Exercise prompt — Lines holding the string "Layout" are the ones to copy; find them all in the data.

[Saved data entries]
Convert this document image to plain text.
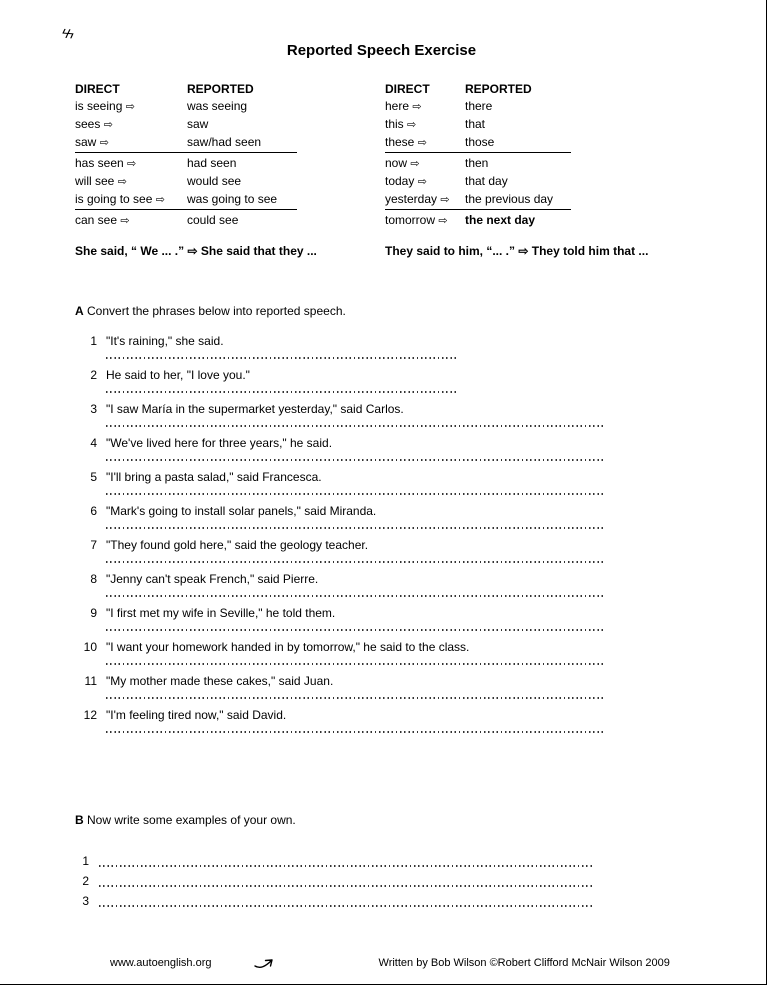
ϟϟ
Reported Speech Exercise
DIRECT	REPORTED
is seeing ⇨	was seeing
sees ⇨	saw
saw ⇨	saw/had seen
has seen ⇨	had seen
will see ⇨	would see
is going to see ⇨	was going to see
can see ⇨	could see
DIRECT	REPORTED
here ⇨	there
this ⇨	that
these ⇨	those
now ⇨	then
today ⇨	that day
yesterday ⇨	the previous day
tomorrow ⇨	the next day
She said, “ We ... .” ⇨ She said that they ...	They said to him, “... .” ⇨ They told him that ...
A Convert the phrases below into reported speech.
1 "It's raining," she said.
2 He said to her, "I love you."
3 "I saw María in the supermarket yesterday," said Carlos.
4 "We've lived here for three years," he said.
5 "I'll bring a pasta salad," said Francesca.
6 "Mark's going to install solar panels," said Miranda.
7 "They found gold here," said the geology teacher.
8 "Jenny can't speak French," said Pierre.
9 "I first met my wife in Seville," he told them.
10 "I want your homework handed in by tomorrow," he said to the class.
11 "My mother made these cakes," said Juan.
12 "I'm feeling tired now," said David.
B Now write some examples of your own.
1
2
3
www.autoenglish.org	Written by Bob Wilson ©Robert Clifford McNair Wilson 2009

==

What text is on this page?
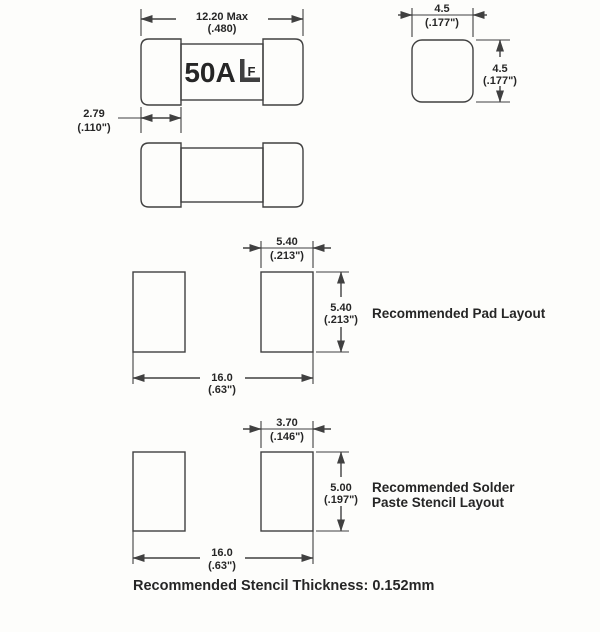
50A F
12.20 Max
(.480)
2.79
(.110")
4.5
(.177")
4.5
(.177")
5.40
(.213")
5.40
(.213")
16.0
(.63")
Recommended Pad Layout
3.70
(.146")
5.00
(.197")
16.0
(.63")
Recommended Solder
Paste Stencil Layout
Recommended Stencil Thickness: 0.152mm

Worked solution —
Recommended Pad Layout
Paste Stencil Layout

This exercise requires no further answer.